_PROVIDED TEXT_
************
#217: Don't Save Your Best Ideas for Later
New ideas are exciting. When a new idea appears in your head, it can make you feel like you can conquer the world. I love getting new ideas.
Ideas can be daunting, too. Are you a good enough writer to do it justice? What if someone has the same idea and beats you to it? Having an idea can make you anxious. Even though your idea may be nothing more than a passing thought, it feels valuable. Ideas can trigger massive FOMO.
I used to think that saving good ideas for later was a good thing. I would work on the story when I felt ready. Of course, I would be a better writer then. Perhaps I’d have an audience that would appreciate it more as well.
I’ve saved a number of ‘great ideas’ over the years, and I no longer do that. If you’re excited about an idea for a story, you should finish what you’re working on right now and jump on that idea straight away. Here’s why.
As you get older, write more stories, improve your craft, your tastes will inevitably evolve. Some of the best ideas I had before seem ridiculous now. But I loved them at the time. I seriously thought they were the best thing in the world.
************
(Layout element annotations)
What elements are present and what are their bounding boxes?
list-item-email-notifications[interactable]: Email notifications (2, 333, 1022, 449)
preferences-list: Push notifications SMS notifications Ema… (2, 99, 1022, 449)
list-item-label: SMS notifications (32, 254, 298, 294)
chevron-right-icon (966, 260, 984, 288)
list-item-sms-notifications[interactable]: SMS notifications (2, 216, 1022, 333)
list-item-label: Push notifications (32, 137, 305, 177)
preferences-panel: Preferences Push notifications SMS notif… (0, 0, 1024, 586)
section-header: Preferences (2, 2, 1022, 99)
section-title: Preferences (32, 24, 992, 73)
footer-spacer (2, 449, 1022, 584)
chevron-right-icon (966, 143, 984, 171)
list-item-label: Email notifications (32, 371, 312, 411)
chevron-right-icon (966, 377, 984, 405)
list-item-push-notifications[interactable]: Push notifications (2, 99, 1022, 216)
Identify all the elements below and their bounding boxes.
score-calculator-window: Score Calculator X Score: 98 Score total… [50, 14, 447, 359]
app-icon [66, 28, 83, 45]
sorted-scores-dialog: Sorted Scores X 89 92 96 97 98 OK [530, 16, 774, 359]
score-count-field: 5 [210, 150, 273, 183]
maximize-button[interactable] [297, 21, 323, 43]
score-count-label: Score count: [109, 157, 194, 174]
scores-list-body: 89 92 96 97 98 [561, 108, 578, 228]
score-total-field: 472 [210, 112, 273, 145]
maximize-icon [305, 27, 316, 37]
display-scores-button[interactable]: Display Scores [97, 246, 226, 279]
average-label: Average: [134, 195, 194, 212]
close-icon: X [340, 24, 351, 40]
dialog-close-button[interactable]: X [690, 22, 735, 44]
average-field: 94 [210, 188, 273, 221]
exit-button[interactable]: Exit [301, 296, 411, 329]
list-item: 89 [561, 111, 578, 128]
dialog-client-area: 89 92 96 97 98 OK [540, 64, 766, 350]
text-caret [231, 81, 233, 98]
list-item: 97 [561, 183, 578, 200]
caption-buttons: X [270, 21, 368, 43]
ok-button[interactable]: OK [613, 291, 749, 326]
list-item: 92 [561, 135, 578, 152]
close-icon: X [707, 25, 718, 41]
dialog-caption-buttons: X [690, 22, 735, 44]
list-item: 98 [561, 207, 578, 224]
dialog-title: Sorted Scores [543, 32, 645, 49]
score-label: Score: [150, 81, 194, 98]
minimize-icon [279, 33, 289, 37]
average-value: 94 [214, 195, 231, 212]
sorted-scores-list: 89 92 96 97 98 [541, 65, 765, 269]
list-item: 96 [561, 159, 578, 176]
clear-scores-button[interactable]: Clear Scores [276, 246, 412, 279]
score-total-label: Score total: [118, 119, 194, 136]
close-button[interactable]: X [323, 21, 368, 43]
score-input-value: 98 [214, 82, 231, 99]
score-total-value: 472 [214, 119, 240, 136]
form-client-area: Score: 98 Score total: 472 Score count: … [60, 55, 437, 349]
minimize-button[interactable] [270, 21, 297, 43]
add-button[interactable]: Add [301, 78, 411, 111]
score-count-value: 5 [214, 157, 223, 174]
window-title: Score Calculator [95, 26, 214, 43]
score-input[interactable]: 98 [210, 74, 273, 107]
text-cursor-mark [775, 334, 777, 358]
************
_YOUR TASKS_
1. How would you say "Some of the best ideas I had before seem ridiculous now." from the post about saving ideas in Spanish?
2. Could you echo the stretch of the post about saving ideas from "Ideas can be" through "trigger massive FOMO."?

_EXPECTED ANSWERS_
1. Algunas de las mejores ideas que tuve antes ahora parecen ridículas.

2.
Ideas can be daunting, too. Are you a good enough writer to do it justice? What if someone has the same idea and beats you to it? Having an idea can make you anxious. Even though your idea may be nothing more than a passing thought, it feels valuable. Ideas can trigger massive FOMO.